* Start *

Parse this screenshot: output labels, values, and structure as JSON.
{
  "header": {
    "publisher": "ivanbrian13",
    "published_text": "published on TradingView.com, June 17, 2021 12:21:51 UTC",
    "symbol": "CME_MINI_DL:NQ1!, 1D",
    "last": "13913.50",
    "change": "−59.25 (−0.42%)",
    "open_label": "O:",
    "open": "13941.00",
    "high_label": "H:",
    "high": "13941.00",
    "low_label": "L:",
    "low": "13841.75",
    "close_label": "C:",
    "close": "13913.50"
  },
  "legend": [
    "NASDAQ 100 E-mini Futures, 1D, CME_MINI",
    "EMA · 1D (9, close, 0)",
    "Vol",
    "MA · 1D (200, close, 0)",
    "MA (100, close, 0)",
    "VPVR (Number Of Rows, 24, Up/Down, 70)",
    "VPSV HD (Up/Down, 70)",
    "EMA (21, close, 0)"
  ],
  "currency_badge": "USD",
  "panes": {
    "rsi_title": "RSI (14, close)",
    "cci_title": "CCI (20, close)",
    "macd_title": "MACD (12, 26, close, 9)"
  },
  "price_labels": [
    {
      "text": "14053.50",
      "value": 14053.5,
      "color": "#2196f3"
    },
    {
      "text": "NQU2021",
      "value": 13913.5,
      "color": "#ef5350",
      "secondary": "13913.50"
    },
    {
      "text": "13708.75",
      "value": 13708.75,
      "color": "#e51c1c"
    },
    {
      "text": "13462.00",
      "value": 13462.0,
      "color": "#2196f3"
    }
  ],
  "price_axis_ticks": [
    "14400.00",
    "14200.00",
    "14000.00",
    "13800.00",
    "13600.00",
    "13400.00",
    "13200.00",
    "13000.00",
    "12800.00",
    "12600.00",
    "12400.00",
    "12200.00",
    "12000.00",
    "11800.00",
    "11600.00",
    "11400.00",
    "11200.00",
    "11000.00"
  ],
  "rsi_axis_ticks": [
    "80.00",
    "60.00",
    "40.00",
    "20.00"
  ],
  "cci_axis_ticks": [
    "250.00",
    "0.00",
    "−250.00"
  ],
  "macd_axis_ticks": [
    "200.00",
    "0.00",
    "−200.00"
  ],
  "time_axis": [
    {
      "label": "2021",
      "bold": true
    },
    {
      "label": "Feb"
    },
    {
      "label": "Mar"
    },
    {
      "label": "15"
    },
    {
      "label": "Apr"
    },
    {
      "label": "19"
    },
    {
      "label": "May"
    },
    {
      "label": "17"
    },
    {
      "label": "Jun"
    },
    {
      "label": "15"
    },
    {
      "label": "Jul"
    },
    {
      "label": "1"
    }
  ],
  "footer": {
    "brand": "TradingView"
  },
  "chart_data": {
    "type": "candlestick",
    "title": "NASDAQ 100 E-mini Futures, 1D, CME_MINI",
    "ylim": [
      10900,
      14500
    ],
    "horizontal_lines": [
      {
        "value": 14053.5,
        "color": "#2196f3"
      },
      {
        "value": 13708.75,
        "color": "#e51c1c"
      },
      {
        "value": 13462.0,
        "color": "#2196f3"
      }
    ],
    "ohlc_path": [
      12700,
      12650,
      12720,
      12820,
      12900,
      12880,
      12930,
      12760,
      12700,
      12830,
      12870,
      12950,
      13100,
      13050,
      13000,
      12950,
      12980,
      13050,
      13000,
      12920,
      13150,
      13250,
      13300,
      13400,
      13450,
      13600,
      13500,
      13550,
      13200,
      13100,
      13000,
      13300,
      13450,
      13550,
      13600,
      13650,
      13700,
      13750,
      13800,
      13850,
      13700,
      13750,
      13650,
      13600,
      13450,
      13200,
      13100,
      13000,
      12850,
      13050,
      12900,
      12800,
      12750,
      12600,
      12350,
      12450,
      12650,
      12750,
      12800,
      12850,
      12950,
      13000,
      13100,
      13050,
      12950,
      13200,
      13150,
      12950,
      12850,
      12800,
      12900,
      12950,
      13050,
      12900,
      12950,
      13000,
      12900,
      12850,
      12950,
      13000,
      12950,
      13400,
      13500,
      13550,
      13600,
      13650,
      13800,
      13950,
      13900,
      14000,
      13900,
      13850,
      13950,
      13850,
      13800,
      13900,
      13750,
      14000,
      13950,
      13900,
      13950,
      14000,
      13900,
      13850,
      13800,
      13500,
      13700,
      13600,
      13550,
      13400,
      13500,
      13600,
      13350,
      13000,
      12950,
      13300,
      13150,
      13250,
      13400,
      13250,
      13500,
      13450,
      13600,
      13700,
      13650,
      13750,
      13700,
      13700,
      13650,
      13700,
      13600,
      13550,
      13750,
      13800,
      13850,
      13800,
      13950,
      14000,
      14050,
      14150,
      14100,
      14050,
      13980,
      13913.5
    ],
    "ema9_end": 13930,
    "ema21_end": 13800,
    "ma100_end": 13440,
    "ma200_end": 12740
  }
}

* End *

Exercise requirements:
Out of the preceding entries, pull every line containing the string "NASDAQ".

The answer:
    "NASDAQ 100 E-mini Futures, 1D, CME_MINI",
    "title": "NASDAQ 100 E-mini Futures, 1D, CME_MINI",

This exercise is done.